What the task asks: Could you write out the records below exactly as they appear, leaving out any pictures?

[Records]
┄┄┄┄┄┄┄┄┄┄┄┄┄┄┄┄┄┄┄┄

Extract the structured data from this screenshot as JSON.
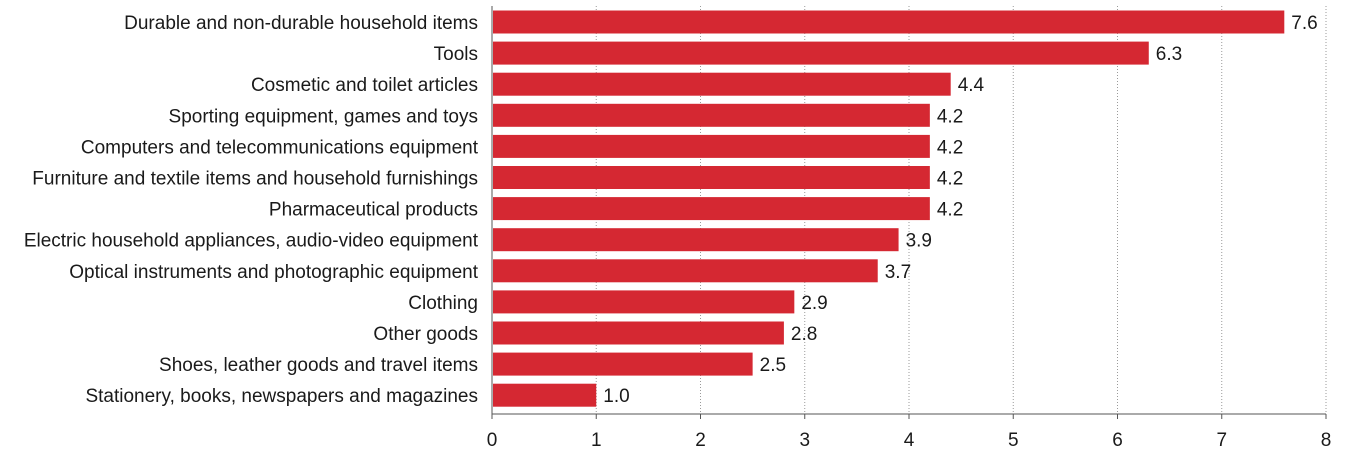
{
  "chart_data": {
    "type": "bar",
    "orientation": "horizontal",
    "categories": [
      "Durable and non-durable household items",
      "Tools",
      "Cosmetic and toilet articles",
      "Sporting equipment, games and toys",
      "Computers and telecommunications equipment",
      "Furniture and textile items and household furnishings",
      "Pharmaceutical products",
      "Electric household appliances, audio-video equipment",
      "Optical instruments and photographic equipment",
      "Clothing",
      "Other goods",
      "Shoes, leather goods and travel items",
      "Stationery, books, newspapers and magazines"
    ],
    "values": [
      7.6,
      6.3,
      4.4,
      4.2,
      4.2,
      4.2,
      4.2,
      3.9,
      3.7,
      2.9,
      2.8,
      2.5,
      1.0
    ],
    "value_labels": [
      "7.6",
      "6.3",
      "4.4",
      "4.2",
      "4.2",
      "4.2",
      "4.2",
      "3.9",
      "3.7",
      "2.9",
      "2.8",
      "2.5",
      "1.0"
    ],
    "xlim": [
      0,
      8
    ],
    "xticks": [
      0,
      1,
      2,
      3,
      4,
      5,
      6,
      7,
      8
    ],
    "xtick_labels": [
      "0",
      "1",
      "2",
      "3",
      "4",
      "5",
      "6",
      "7",
      "8"
    ],
    "title": "",
    "xlabel": "",
    "ylabel": "",
    "grid": "vertical dotted",
    "legend": "none",
    "bar_color": "#d52832"
  }
}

┄┄┄┄┄┄┄┄┄┄┄┄┄┄┄┄┄┄┄┄

Written reply:
Extract the structured data from this screenshot as JSON.
{
  "chart_data": {
    "type": "bar",
    "orientation": "horizontal",
    "categories": [
      "Durable and non-durable household items",
      "Tools",
      "Cosmetic and toilet articles",
      "Sporting equipment, games and toys",
      "Computers and telecommunications equipment",
      "Furniture and textile items and household furnishings",
      "Pharmaceutical products",
      "Electric household appliances, audio-video equipment",
      "Optical instruments and photographic equipment",
      "Clothing",
      "Other goods",
      "Shoes, leather goods and travel items",
      "Stationery, books, newspapers and magazines"
    ],
    "values": [
      7.6,
      6.3,
      4.4,
      4.2,
      4.2,
      4.2,
      4.2,
      3.9,
      3.7,
      2.9,
      2.8,
      2.5,
      1.0
    ],
    "value_labels": [
      "7.6",
      "6.3",
      "4.4",
      "4.2",
      "4.2",
      "4.2",
      "4.2",
      "3.9",
      "3.7",
      "2.9",
      "2.8",
      "2.5",
      "1.0"
    ],
    "xlim": [
      0,
      8
    ],
    "xticks": [
      0,
      1,
      2,
      3,
      4,
      5,
      6,
      7,
      8
    ],
    "xtick_labels": [
      "0",
      "1",
      "2",
      "3",
      "4",
      "5",
      "6",
      "7",
      "8"
    ],
    "title": "",
    "xlabel": "",
    "ylabel": "",
    "grid": "vertical dotted",
    "legend": "none",
    "bar_color": "#d52832"
  }
}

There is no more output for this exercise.